Collection entries:
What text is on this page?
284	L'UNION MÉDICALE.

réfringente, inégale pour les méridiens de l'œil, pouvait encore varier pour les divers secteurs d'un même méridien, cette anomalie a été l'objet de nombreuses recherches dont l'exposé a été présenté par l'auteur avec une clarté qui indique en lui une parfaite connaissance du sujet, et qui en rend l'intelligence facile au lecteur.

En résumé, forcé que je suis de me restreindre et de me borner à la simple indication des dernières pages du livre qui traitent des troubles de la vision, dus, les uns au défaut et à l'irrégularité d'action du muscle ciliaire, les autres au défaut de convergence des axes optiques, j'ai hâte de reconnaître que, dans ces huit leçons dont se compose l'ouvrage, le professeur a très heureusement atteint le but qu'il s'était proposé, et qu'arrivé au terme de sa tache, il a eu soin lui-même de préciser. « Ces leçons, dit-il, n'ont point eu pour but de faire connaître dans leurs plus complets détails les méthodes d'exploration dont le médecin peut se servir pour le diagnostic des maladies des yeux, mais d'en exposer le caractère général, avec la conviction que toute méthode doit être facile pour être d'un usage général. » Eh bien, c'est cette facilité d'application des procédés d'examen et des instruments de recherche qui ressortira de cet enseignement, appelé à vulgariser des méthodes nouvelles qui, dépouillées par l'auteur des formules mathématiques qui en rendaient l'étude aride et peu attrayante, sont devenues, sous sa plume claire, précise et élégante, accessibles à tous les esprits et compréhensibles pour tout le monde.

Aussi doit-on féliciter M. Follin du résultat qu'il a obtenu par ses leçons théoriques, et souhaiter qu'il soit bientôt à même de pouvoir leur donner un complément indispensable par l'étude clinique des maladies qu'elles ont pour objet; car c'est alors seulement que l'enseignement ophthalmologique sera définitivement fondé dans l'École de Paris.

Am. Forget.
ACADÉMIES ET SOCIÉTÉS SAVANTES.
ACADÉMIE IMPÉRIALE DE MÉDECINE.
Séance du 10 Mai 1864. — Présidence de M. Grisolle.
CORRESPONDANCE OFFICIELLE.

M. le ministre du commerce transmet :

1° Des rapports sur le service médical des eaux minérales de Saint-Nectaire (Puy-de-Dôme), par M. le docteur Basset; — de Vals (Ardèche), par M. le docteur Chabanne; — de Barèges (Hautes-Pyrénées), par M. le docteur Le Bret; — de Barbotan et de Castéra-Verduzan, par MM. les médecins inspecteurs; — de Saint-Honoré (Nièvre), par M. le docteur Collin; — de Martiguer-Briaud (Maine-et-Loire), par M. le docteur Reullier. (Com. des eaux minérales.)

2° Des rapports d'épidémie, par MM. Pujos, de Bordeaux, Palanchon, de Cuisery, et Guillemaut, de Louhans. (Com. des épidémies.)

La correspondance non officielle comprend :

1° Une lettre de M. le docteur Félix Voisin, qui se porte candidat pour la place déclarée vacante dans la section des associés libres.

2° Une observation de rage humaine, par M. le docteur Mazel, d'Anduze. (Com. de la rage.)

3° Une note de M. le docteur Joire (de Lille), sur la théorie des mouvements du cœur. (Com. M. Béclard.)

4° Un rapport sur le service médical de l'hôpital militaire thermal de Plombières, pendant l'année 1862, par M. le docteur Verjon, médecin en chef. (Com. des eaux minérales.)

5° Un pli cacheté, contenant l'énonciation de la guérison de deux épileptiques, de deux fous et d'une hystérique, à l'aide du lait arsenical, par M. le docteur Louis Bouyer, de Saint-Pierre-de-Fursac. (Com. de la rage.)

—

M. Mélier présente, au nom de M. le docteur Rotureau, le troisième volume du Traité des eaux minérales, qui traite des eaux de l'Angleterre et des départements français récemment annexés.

Stated goal: Pick out all the lines with the word "minérales" in them and copy them.

Solution:
1° Des rapports sur le service médical des eaux minérales de Saint-Nectaire (Puy-de-Dôme), par M. le docteur Basset; — de Vals (Ardèche), par M. le docteur Chabanne; — de Barèges (Hautes-Pyrénées), par M. le docteur Le Bret; — de Barbotan et de Castéra-Verduzan, par MM. les médecins inspecteurs; — de Saint-Honoré (Nièvre), par M. le docteur Collin; — de Martiguer-Briaud (Maine-et-Loire), par M. le docteur Reullier. (Com. des eaux minérales.)
4° Un rapport sur le service médical de l'hôpital militaire thermal de Plombières, pendant l'année 1862, par M. le docteur Verjon, médecin en chef. (Com. des eaux minérales.)
M. Mélier présente, au nom de M. le docteur Rotureau, le troisième volume du Traité des eaux minérales, qui traite des eaux de l'Angleterre et des départements français récemment annexés.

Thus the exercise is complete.